▶ [Description of the task] Each entry that follows must be output without any deviation.

▶ [Excerpted records]
## Start

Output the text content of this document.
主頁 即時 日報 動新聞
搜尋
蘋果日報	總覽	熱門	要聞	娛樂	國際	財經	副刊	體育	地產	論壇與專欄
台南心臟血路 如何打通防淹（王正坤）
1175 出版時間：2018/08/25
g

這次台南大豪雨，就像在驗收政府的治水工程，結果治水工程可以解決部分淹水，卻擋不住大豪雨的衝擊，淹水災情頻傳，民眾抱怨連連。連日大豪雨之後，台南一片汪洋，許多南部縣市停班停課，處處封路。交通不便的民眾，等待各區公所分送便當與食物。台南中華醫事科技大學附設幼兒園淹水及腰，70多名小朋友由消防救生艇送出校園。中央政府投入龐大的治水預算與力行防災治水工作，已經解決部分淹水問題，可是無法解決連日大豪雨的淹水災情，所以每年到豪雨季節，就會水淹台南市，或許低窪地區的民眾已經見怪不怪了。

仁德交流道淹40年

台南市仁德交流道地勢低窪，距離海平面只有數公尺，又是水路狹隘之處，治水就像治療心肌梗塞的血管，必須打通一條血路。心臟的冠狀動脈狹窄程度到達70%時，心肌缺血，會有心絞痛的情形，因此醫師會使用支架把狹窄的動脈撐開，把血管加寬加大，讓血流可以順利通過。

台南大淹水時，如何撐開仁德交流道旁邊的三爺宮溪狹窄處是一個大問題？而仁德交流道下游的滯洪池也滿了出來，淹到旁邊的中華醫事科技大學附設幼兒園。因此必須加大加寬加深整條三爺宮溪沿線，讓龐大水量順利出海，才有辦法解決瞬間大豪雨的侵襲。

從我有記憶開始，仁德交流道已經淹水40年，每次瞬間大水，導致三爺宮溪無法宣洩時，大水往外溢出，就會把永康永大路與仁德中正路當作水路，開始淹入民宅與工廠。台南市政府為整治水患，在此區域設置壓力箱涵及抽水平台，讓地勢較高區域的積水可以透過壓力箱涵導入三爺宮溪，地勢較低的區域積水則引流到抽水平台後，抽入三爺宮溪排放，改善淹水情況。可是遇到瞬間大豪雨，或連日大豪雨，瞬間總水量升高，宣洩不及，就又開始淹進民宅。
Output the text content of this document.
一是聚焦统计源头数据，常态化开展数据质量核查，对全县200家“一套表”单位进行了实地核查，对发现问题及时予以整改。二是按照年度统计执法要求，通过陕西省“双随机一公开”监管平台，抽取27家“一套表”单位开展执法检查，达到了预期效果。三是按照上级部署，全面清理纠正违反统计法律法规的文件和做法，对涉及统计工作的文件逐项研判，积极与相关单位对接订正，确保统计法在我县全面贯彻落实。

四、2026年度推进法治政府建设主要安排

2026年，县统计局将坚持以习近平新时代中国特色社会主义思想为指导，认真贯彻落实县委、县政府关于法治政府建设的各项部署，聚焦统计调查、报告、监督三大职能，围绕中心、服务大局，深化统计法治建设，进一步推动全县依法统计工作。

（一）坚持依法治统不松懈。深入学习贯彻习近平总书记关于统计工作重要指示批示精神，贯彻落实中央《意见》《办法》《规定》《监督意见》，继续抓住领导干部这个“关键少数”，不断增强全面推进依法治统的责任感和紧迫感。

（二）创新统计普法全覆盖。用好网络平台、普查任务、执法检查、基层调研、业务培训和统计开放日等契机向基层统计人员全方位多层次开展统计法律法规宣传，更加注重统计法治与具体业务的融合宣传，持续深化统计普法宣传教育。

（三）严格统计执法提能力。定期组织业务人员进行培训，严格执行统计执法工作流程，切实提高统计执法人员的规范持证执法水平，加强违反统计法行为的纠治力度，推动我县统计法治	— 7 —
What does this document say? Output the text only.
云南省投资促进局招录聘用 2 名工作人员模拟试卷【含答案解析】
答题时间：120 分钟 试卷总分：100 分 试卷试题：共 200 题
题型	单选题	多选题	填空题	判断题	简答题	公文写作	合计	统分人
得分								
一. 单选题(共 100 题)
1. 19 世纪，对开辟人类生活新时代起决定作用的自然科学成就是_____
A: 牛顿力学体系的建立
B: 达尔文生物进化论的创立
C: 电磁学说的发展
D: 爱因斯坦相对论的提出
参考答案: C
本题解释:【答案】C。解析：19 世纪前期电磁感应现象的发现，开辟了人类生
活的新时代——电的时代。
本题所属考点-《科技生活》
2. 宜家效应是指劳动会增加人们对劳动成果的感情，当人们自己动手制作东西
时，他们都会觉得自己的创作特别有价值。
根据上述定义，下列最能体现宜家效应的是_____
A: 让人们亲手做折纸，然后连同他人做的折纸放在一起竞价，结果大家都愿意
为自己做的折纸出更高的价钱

## End

▶ [Exercise output]
Output the text content of this document.
主頁 即時 日報 動新聞
搜尋
蘋果日報	總覽	熱門	要聞	娛樂	國際	財經	副刊	體育	地產	論壇與專欄
台南心臟血路 如何打通防淹（王正坤）
1175 出版時間：2018/08/25
g

這次台南大豪雨，就像在驗收政府的治水工程，結果治水工程可以解決部分淹水，卻擋不住大豪雨的衝擊，淹水災情頻傳，民眾抱怨連連。連日大豪雨之後，台南一片汪洋，許多南部縣市停班停課，處處封路。交通不便的民眾，等待各區公所分送便當與食物。台南中華醫事科技大學附設幼兒園淹水及腰，70多名小朋友由消防救生艇送出校園。中央政府投入龐大的治水預算與力行防災治水工作，已經解決部分淹水問題，可是無法解決連日大豪雨的淹水災情，所以每年到豪雨季節，就會水淹台南市，或許低窪地區的民眾已經見怪不怪了。

仁德交流道淹40年

台南市仁德交流道地勢低窪，距離海平面只有數公尺，又是水路狹隘之處，治水就像治療心肌梗塞的血管，必須打通一條血路。心臟的冠狀動脈狹窄程度到達70%時，心肌缺血，會有心絞痛的情形，因此醫師會使用支架把狹窄的動脈撐開，把血管加寬加大，讓血流可以順利通過。

台南大淹水時，如何撐開仁德交流道旁邊的三爺宮溪狹窄處是一個大問題？而仁德交流道下游的滯洪池也滿了出來，淹到旁邊的中華醫事科技大學附設幼兒園。因此必須加大加寬加深整條三爺宮溪沿線，讓龐大水量順利出海，才有辦法解決瞬間大豪雨的侵襲。

從我有記憶開始，仁德交流道已經淹水40年，每次瞬間大水，導致三爺宮溪無法宣洩時，大水往外溢出，就會把永康永大路與仁德中正路當作水路，開始淹入民宅與工廠。台南市政府為整治水患，在此區域設置壓力箱涵及抽水平台，讓地勢較高區域的積水可以透過壓力箱涵導入三爺宮溪，地勢較低的區域積水則引流到抽水平台後，抽入三爺宮溪排放，改善淹水情況。可是遇到瞬間大豪雨，或連日大豪雨，瞬間總水量升高，宣洩不及，就又開始淹進民宅。
Output the text content of this document.
一是聚焦统计源头数据，常态化开展数据质量核查，对全县200家“一套表”单位进行了实地核查，对发现问题及时予以整改。二是按照年度统计执法要求，通过陕西省“双随机一公开”监管平台，抽取27家“一套表”单位开展执法检查，达到了预期效果。三是按照上级部署，全面清理纠正违反统计法律法规的文件和做法，对涉及统计工作的文件逐项研判，积极与相关单位对接订正，确保统计法在我县全面贯彻落实。

四、2026年度推进法治政府建设主要安排

2026年，县统计局将坚持以习近平新时代中国特色社会主义思想为指导，认真贯彻落实县委、县政府关于法治政府建设的各项部署，聚焦统计调查、报告、监督三大职能，围绕中心、服务大局，深化统计法治建设，进一步推动全县依法统计工作。

（一）坚持依法治统不松懈。深入学习贯彻习近平总书记关于统计工作重要指示批示精神，贯彻落实中央《意见》《办法》《规定》《监督意见》，继续抓住领导干部这个“关键少数”，不断增强全面推进依法治统的责任感和紧迫感。

（二）创新统计普法全覆盖。用好网络平台、普查任务、执法检查、基层调研、业务培训和统计开放日等契机向基层统计人员全方位多层次开展统计法律法规宣传，更加注重统计法治与具体业务的融合宣传，持续深化统计普法宣传教育。

（三）严格统计执法提能力。定期组织业务人员进行培训，严格执行统计执法工作流程，切实提高统计执法人员的规范持证执法水平，加强违反统计法行为的纠治力度，推动我县统计法治	— 7 —
What does this document say? Output the text only.
云南省投资促进局招录聘用 2 名工作人员模拟试卷【含答案解析】
答题时间：120 分钟 试卷总分：100 分 试卷试题：共 200 题
题型	单选题	多选题	填空题	判断题	简答题	公文写作	合计	统分人
得分								
一. 单选题(共 100 题)
1. 19 世纪，对开辟人类生活新时代起决定作用的自然科学成就是_____
A: 牛顿力学体系的建立
B: 达尔文生物进化论的创立
C: 电磁学说的发展
D: 爱因斯坦相对论的提出
参考答案: C
本题解释:【答案】C。解析：19 世纪前期电磁感应现象的发现，开辟了人类生
活的新时代——电的时代。
本题所属考点-《科技生活》
2. 宜家效应是指劳动会增加人们对劳动成果的感情，当人们自己动手制作东西
时，他们都会觉得自己的创作特别有价值。
根据上述定义，下列最能体现宜家效应的是_____
A: 让人们亲手做折纸，然后连同他人做的折纸放在一起竞价，结果大家都愿意
为自己做的折纸出更高的价钱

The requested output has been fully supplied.